### RECORDS TO USE

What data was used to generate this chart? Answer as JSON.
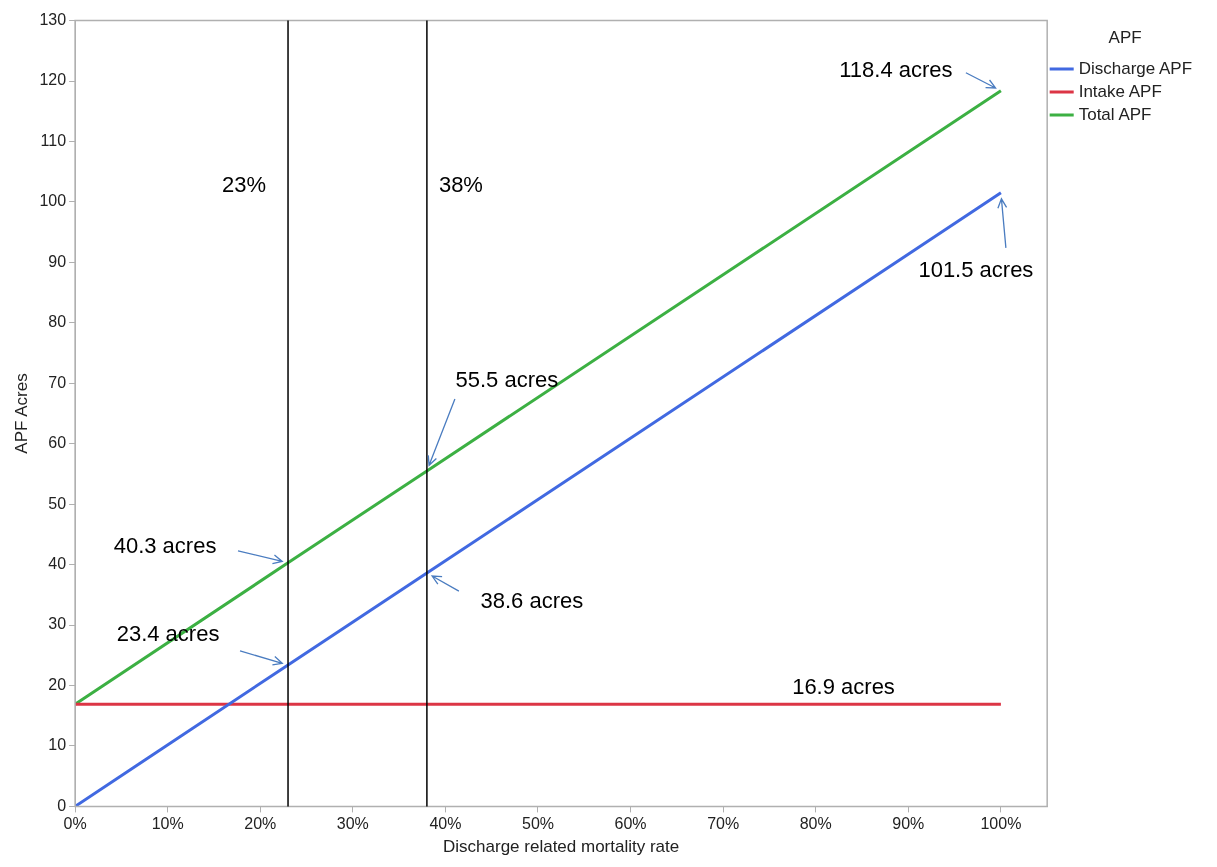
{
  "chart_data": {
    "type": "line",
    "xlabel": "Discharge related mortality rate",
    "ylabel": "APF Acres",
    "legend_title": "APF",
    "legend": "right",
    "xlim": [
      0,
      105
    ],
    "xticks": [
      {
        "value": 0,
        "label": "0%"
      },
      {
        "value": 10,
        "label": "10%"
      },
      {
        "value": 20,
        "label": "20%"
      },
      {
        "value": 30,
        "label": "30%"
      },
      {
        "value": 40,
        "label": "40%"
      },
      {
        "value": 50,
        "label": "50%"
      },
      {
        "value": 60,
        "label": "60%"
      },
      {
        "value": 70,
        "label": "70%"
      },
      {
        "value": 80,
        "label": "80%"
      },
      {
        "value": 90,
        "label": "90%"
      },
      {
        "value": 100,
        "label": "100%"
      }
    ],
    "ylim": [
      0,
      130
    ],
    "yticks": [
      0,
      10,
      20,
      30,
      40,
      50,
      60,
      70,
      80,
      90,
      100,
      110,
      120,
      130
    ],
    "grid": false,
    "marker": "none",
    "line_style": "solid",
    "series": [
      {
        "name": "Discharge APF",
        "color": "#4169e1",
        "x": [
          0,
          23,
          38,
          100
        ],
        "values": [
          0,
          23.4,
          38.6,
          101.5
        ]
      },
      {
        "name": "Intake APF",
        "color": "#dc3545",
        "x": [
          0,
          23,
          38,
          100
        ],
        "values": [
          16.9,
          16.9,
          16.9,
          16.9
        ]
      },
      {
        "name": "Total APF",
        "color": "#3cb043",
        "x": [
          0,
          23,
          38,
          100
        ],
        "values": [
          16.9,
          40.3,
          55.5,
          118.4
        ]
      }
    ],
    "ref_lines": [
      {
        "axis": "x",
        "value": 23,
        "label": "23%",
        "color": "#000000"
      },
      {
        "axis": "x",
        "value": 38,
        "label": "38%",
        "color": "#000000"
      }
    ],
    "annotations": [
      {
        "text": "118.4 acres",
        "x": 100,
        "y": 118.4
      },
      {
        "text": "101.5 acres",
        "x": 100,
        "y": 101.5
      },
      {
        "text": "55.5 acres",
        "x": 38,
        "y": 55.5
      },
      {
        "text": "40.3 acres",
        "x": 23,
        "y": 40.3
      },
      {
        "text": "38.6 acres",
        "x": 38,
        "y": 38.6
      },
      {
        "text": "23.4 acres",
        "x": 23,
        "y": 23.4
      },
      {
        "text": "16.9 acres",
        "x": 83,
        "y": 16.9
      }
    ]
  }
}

######

- [WRITTEN EXERCISE]: From the data above, copy each line that has the string "name".

- [RESULT OF THE TASK]:
        "name": "Discharge APF",
        "name": "Intake APF",
        "name": "Total APF",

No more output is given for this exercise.